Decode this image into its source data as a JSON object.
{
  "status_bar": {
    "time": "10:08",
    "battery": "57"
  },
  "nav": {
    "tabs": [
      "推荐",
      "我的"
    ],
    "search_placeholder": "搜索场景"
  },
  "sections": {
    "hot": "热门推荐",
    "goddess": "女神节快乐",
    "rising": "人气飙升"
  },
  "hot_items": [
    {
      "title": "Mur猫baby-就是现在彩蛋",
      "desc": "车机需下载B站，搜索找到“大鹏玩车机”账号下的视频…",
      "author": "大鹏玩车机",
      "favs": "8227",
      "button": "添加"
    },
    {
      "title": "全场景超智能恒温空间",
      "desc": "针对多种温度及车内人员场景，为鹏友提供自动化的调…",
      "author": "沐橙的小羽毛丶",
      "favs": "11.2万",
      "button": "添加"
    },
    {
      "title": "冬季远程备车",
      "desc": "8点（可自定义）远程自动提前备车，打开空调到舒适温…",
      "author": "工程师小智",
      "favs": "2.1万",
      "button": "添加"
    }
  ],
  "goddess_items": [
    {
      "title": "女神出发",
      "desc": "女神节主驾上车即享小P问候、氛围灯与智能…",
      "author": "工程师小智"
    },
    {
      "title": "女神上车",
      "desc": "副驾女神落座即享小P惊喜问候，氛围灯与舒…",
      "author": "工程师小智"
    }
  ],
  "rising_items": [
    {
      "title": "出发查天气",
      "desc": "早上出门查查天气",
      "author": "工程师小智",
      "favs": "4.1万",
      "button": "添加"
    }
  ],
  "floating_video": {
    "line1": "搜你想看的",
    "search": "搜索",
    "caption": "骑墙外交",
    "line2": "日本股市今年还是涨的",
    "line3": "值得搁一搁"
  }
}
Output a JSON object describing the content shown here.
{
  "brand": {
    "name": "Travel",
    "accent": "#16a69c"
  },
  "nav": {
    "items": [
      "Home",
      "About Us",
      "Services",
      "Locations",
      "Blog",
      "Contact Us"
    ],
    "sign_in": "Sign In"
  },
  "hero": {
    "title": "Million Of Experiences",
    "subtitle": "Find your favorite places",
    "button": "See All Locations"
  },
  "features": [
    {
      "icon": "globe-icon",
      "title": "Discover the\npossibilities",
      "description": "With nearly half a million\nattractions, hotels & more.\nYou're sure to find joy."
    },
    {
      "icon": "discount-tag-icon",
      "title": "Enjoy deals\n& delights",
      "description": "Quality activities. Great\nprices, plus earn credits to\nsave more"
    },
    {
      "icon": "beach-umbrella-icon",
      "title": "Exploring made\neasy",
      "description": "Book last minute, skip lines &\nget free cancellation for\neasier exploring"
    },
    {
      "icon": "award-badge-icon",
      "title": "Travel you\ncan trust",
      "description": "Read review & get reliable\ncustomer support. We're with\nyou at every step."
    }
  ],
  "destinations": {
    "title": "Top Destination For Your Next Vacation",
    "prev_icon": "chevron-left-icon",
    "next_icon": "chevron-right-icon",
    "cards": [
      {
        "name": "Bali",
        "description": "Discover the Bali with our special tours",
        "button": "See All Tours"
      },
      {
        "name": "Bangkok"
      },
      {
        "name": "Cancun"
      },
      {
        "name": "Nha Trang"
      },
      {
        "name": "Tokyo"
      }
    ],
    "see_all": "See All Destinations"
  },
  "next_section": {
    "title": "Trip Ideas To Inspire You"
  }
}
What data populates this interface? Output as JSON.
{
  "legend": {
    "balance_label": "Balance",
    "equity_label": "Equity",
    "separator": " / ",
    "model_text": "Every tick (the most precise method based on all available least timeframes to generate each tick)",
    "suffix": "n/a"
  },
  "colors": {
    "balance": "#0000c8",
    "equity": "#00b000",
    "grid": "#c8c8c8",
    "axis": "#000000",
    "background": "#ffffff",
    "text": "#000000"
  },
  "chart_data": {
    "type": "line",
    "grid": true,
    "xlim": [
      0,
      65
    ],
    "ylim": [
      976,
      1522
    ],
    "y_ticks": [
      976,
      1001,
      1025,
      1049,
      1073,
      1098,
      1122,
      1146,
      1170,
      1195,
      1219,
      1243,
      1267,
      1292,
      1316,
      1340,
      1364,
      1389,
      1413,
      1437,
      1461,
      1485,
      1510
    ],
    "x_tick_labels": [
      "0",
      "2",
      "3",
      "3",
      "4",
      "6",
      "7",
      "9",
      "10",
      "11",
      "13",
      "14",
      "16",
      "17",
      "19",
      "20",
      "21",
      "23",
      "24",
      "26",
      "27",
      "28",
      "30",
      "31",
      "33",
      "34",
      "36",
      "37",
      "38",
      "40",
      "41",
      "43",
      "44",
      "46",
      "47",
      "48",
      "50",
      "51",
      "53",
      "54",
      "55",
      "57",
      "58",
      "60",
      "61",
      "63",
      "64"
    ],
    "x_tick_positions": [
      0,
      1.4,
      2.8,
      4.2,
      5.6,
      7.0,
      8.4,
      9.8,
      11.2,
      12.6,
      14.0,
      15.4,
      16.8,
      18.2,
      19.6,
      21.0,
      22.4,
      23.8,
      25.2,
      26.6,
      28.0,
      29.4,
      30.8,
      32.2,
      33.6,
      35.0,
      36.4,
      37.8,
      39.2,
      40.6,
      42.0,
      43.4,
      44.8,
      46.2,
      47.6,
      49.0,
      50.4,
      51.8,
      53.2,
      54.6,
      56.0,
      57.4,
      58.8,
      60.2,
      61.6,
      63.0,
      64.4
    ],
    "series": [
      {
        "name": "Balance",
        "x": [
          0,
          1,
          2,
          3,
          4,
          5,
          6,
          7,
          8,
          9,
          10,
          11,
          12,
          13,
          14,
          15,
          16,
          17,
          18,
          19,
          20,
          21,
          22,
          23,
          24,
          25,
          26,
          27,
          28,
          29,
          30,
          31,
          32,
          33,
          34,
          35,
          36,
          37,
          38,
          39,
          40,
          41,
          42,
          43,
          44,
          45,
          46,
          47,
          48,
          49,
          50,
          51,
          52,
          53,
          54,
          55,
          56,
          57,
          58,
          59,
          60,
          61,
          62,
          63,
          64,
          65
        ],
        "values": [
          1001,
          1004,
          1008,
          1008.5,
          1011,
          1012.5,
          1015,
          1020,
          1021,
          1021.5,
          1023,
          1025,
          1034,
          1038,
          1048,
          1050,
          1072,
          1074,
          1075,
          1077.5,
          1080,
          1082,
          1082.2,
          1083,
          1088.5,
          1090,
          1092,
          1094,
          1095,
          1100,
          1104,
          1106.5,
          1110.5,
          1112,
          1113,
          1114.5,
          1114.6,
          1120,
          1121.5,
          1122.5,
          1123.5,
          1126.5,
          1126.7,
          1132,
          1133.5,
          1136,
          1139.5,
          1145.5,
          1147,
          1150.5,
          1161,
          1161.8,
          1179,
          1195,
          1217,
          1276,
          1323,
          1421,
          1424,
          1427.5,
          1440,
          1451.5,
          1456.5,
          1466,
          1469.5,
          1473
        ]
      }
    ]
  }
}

> What to produce: Each line above that includes "chevron" should be shown.

> Solution for this exercise:
    "prev_icon": "chevron-left-icon",
    "next_icon": "chevron-right-icon",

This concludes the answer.